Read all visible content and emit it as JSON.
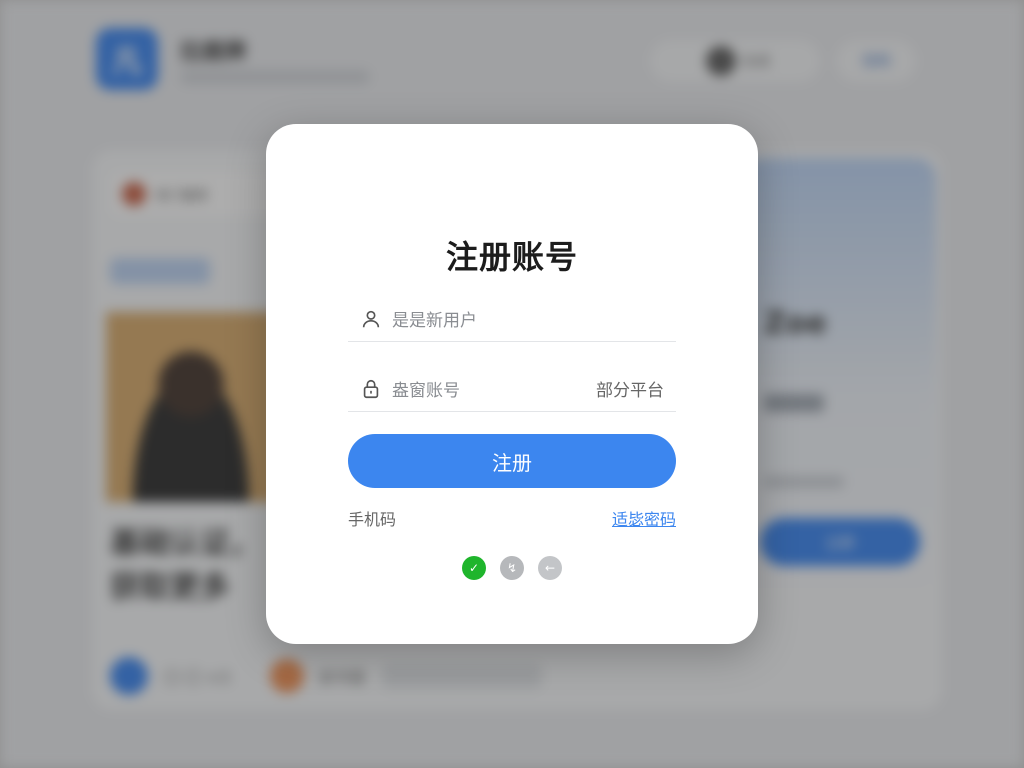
{
  "background": {
    "logo_text": "凡",
    "app_name": "拉鹿牌",
    "header_pill_label": "合成",
    "header_button_label": "官网",
    "tag_label": "热门推荐",
    "big_text": "基础认证，获取更多",
    "footer_item_1": "〇 〇 ×3",
    "footer_item_2": "读书荟",
    "right_card_title": "Zoe",
    "right_card_button": "立即"
  },
  "modal": {
    "title": "注册账号",
    "username_placeholder": "是是新用户",
    "password_placeholder": "盎窗账号",
    "password_suffix": "部分平台",
    "submit_label": "注册",
    "link_left": "手机码",
    "link_right": "适毖密码",
    "socials": [
      {
        "name": "wechat-icon",
        "glyph": "✓"
      },
      {
        "name": "weibo-icon",
        "glyph": "↯"
      },
      {
        "name": "back-icon",
        "glyph": "←"
      }
    ]
  },
  "colors": {
    "accent": "#3c86ef",
    "wechat": "#1fb52c",
    "overlay": "#8f8f8f"
  }
}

________________________

Stated problem:
Reproduce the full listing faithfully, but do not carry over any pictures.

Output below:
Read all visible content and emit it as JSON.
{
  "background": {
    "logo_text": "凡",
    "app_name": "拉鹿牌",
    "header_pill_label": "合成",
    "header_button_label": "官网",
    "tag_label": "热门推荐",
    "big_text": "基础认证，获取更多",
    "footer_item_1": "〇 〇 ×3",
    "footer_item_2": "读书荟",
    "right_card_title": "Zoe",
    "right_card_button": "立即"
  },
  "modal": {
    "title": "注册账号",
    "username_placeholder": "是是新用户",
    "password_placeholder": "盎窗账号",
    "password_suffix": "部分平台",
    "submit_label": "注册",
    "link_left": "手机码",
    "link_right": "适毖密码",
    "socials": [
      {
        "name": "wechat-icon",
        "glyph": "✓"
      },
      {
        "name": "weibo-icon",
        "glyph": "↯"
      },
      {
        "name": "back-icon",
        "glyph": "←"
      }
    ]
  },
  "colors": {
    "accent": "#3c86ef",
    "wechat": "#1fb52c",
    "overlay": "#8f8f8f"
  }
}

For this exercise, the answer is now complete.